# [TASK OBJECTIVE]
What is needed is the run of lines from the one with "What data populates" through the close of the data, set down exactly.

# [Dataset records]
○ ○ ○ ○

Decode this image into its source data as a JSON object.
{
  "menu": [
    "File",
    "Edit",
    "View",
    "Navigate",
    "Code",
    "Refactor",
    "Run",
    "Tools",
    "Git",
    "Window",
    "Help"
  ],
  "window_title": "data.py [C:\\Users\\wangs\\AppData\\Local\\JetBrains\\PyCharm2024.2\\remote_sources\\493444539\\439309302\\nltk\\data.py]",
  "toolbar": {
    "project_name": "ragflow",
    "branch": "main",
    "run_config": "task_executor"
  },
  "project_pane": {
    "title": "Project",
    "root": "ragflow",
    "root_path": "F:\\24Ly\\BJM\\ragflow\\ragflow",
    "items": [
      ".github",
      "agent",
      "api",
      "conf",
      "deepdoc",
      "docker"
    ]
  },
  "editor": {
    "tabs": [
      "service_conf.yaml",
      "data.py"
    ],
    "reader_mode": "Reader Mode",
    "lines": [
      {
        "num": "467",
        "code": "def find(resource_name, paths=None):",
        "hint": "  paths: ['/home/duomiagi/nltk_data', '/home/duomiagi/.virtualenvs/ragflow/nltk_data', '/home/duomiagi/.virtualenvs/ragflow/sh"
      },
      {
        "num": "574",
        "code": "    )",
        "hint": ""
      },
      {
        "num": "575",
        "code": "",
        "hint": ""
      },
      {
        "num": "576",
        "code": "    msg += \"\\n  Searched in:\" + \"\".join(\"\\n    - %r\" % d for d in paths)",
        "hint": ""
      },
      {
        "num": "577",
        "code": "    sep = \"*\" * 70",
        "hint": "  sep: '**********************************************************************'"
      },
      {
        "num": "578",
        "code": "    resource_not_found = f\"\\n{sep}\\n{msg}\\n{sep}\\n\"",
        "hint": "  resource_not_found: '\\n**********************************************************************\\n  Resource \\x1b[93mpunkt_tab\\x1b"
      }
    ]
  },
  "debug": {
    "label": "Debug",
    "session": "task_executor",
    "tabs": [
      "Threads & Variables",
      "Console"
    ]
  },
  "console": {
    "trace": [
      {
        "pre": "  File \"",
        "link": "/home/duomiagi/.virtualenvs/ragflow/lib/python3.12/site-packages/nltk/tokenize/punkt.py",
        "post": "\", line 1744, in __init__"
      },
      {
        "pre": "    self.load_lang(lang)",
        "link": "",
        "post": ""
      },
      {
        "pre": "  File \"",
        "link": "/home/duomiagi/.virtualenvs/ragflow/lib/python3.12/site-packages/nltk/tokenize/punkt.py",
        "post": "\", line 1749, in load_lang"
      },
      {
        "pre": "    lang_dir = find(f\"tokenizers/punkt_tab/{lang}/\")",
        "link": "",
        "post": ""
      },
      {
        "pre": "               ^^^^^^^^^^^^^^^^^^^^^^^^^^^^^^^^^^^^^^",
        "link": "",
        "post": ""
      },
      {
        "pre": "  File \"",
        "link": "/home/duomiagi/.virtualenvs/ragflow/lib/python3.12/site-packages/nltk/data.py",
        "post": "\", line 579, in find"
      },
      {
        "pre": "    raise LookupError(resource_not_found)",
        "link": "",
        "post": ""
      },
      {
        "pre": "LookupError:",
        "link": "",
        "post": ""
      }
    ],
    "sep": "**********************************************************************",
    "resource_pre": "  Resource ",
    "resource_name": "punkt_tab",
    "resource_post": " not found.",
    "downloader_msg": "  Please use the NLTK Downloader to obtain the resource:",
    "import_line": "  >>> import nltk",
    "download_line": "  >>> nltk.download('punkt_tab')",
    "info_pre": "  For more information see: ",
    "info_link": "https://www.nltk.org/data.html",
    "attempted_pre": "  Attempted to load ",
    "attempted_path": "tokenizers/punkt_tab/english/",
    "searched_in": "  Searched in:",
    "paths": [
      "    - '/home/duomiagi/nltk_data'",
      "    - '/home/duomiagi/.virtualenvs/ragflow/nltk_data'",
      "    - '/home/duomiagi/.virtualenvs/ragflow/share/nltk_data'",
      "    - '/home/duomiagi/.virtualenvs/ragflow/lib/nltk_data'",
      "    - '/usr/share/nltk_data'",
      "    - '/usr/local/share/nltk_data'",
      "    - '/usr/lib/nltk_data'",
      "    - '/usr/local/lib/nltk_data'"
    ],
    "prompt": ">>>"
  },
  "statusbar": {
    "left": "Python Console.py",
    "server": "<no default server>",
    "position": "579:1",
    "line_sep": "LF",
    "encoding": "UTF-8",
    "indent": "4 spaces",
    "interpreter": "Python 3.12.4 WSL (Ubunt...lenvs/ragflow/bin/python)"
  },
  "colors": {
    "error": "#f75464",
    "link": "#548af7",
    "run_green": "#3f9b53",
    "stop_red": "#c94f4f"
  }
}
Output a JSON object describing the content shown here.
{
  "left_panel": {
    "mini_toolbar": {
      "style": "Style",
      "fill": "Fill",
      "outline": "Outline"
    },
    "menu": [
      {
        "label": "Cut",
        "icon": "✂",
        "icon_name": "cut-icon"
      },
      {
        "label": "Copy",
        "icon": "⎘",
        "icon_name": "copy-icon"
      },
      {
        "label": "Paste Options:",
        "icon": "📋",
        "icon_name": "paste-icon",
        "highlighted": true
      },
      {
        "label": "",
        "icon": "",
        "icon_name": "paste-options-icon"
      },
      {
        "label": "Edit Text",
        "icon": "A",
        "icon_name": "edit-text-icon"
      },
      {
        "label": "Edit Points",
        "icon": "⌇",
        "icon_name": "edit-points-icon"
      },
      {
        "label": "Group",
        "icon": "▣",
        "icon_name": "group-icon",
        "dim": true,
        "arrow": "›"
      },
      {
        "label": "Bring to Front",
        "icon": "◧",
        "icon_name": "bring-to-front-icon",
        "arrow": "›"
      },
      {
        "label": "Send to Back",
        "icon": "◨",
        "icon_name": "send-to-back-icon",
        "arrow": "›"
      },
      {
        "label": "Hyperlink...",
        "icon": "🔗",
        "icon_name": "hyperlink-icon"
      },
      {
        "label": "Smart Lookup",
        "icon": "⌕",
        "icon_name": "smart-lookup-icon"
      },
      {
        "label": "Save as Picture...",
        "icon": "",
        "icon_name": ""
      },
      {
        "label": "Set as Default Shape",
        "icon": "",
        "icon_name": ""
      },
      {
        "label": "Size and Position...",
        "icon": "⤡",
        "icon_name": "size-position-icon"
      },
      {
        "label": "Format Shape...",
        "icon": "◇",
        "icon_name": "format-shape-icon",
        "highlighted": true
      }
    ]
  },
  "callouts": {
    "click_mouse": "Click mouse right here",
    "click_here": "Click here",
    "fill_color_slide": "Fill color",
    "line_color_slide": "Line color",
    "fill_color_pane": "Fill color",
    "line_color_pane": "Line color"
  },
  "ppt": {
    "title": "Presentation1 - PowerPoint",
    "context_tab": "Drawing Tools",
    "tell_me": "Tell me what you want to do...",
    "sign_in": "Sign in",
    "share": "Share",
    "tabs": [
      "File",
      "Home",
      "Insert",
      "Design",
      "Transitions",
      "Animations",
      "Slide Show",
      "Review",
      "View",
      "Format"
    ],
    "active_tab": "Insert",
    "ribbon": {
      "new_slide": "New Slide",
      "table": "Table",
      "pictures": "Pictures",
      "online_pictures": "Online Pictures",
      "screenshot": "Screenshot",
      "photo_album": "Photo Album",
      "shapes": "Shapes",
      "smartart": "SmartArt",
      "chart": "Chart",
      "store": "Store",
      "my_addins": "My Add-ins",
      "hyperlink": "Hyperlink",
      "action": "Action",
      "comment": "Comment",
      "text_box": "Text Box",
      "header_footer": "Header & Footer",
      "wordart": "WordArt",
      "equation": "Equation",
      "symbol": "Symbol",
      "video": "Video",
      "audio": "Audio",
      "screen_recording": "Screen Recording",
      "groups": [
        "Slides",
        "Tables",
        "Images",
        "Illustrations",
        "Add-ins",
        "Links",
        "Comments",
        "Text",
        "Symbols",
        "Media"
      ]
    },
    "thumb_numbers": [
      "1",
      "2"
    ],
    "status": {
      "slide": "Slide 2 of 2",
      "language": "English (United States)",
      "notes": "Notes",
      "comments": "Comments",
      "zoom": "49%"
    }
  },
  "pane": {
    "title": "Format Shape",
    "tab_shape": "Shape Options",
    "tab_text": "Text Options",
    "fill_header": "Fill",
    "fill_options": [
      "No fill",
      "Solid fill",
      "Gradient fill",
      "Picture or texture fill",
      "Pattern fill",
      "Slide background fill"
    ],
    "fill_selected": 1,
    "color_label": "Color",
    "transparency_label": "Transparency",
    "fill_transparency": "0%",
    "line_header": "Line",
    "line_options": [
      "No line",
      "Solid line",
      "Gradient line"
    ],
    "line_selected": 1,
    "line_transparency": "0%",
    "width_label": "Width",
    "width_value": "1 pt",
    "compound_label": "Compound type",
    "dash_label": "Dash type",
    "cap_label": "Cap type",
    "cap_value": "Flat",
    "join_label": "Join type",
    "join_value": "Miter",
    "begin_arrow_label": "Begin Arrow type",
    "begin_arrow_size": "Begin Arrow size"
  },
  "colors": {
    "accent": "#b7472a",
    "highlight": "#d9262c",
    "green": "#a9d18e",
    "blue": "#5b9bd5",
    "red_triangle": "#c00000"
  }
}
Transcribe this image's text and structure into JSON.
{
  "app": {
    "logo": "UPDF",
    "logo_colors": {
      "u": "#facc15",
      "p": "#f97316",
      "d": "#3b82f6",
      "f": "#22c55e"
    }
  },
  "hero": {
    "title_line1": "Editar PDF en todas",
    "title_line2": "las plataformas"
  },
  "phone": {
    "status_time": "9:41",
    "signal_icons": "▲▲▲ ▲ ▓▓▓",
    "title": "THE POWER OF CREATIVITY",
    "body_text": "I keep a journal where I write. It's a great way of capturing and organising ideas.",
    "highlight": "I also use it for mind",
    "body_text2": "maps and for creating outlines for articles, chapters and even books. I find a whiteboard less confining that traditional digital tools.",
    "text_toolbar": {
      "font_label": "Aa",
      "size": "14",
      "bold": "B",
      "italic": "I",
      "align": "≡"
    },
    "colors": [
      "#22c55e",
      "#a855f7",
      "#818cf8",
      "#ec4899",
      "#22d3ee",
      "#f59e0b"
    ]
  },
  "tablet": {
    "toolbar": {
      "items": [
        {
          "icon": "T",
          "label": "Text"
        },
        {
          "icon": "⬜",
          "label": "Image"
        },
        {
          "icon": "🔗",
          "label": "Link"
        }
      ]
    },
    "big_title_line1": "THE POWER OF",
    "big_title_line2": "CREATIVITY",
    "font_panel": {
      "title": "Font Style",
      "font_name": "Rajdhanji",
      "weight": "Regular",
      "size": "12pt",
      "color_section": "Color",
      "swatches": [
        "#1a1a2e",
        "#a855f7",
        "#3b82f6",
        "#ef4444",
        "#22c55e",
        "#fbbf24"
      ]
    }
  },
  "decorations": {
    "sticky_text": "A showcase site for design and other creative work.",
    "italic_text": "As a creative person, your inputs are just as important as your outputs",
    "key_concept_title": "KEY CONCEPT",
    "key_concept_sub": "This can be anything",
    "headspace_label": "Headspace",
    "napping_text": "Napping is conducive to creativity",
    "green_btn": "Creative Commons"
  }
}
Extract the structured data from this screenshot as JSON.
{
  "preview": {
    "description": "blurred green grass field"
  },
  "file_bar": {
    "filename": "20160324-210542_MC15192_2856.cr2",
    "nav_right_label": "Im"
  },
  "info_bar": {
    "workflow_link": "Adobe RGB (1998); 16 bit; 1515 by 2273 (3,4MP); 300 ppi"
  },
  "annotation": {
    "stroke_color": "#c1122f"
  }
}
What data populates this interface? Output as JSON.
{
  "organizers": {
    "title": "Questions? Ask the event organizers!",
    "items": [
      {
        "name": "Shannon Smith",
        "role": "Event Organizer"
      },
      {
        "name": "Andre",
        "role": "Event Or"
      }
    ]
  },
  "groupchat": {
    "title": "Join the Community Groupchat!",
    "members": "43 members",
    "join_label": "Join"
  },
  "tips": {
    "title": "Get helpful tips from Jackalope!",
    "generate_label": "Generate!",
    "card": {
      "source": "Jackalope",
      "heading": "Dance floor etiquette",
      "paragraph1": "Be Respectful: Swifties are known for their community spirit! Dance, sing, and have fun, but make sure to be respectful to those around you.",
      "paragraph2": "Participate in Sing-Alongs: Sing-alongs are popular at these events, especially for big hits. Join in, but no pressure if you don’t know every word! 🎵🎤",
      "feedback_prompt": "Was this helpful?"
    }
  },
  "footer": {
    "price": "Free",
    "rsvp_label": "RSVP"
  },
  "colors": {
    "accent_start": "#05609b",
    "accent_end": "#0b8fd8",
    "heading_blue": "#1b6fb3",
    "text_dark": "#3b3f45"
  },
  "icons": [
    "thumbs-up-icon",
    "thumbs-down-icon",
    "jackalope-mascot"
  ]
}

○ ○ ○ ○

# [RESULT]
What data populates this interface? Output as JSON.
{
  "organizers": {
    "title": "Questions? Ask the event organizers!",
    "items": [
      {
        "name": "Shannon Smith",
        "role": "Event Organizer"
      },
      {
        "name": "Andre",
        "role": "Event Or"
      }
    ]
  },
  "groupchat": {
    "title": "Join the Community Groupchat!",
    "members": "43 members",
    "join_label": "Join"
  },
  "tips": {
    "title": "Get helpful tips from Jackalope!",
    "generate_label": "Generate!",
    "card": {
      "source": "Jackalope",
      "heading": "Dance floor etiquette",
      "paragraph1": "Be Respectful: Swifties are known for their community spirit! Dance, sing, and have fun, but make sure to be respectful to those around you.",
      "paragraph2": "Participate in Sing-Alongs: Sing-alongs are popular at these events, especially for big hits. Join in, but no pressure if you don’t know every word! 🎵🎤",
      "feedback_prompt": "Was this helpful?"
    }
  },
  "footer": {
    "price": "Free",
    "rsvp_label": "RSVP"
  },
  "colors": {
    "accent_start": "#05609b",
    "accent_end": "#0b8fd8",
    "heading_blue": "#1b6fb3",
    "text_dark": "#3b3f45"
  },
  "icons": [
    "thumbs-up-icon",
    "thumbs-down-icon",
    "jackalope-mascot"
  ]
}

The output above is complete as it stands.